:: Stated goal ::
Work through the records below and tally every line containing "Mehmet". Reply with the total alone.

(Recorded data)
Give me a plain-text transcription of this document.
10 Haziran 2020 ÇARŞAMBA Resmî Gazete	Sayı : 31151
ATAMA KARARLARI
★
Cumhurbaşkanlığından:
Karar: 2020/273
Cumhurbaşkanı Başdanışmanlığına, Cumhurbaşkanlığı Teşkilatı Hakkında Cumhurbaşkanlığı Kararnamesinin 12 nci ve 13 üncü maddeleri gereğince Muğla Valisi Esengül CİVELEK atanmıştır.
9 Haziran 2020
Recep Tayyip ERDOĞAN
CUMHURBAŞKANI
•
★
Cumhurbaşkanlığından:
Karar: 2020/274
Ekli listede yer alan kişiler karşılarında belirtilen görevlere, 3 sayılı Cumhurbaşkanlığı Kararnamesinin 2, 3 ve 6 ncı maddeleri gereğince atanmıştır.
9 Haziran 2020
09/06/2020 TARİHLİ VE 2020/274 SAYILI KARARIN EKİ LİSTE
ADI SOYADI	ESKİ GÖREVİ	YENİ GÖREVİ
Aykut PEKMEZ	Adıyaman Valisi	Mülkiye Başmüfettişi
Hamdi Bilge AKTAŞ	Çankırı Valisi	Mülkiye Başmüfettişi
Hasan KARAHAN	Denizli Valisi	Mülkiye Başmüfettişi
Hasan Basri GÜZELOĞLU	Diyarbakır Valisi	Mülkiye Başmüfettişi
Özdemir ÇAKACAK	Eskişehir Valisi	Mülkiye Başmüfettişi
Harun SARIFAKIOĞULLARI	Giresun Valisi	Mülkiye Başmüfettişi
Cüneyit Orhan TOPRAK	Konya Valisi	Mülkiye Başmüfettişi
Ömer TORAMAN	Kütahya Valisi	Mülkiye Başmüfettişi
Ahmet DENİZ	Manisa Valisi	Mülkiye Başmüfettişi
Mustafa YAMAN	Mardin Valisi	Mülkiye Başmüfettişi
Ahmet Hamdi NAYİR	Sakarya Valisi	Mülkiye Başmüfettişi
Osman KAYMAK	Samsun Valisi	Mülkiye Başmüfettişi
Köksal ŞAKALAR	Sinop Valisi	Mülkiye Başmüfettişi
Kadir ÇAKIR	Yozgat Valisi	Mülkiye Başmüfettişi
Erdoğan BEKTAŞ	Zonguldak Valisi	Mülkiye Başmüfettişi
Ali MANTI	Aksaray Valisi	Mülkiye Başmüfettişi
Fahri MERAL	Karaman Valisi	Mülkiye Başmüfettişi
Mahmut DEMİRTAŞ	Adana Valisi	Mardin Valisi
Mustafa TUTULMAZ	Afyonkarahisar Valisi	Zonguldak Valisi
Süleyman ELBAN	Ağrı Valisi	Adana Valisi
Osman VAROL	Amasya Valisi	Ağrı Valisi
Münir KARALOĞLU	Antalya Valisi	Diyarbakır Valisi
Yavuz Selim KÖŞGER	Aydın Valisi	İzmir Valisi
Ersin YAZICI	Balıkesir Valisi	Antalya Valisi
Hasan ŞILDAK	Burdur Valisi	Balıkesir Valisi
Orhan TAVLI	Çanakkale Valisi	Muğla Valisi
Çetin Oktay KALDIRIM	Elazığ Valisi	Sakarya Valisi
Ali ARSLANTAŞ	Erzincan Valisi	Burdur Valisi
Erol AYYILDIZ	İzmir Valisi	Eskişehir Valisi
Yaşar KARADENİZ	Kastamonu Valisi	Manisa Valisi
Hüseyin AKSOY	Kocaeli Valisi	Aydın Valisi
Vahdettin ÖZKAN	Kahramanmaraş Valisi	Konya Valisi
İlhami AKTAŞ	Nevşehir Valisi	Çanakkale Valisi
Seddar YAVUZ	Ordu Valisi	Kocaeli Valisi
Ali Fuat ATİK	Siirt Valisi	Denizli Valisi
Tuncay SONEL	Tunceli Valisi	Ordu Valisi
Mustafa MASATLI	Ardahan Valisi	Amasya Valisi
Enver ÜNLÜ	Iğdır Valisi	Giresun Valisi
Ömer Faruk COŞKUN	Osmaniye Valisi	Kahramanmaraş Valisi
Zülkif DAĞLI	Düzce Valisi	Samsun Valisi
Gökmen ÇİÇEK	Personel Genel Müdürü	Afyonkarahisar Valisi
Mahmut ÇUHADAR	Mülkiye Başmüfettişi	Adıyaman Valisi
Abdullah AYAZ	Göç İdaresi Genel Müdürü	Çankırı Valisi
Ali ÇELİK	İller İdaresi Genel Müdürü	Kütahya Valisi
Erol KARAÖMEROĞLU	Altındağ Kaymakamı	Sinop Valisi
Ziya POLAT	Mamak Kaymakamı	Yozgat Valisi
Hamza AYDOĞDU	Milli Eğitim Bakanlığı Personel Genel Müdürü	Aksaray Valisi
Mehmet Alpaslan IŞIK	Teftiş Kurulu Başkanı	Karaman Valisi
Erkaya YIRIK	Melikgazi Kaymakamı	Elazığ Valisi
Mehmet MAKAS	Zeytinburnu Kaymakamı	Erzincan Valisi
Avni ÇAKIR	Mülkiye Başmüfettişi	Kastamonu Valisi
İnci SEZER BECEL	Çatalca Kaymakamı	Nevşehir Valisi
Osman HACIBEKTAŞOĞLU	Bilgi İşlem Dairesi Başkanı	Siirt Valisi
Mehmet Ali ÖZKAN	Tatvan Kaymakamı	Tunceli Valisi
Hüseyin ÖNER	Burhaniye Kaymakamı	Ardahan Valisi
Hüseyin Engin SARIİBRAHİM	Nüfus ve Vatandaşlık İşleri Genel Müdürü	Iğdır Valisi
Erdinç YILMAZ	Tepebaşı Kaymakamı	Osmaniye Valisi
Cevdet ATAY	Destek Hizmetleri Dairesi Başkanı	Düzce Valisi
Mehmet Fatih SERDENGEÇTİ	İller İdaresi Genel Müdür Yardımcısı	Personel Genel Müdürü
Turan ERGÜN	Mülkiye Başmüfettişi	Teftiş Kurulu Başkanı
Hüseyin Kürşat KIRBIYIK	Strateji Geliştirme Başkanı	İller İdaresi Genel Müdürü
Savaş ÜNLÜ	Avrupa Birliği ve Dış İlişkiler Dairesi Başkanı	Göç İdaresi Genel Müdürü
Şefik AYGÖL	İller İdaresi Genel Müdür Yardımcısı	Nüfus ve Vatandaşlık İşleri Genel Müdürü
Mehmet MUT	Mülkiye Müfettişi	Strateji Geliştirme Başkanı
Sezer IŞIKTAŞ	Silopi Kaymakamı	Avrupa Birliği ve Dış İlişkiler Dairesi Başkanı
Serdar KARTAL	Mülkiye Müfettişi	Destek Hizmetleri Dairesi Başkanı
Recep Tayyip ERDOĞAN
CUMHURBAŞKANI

:: Answer to this exercise ::
5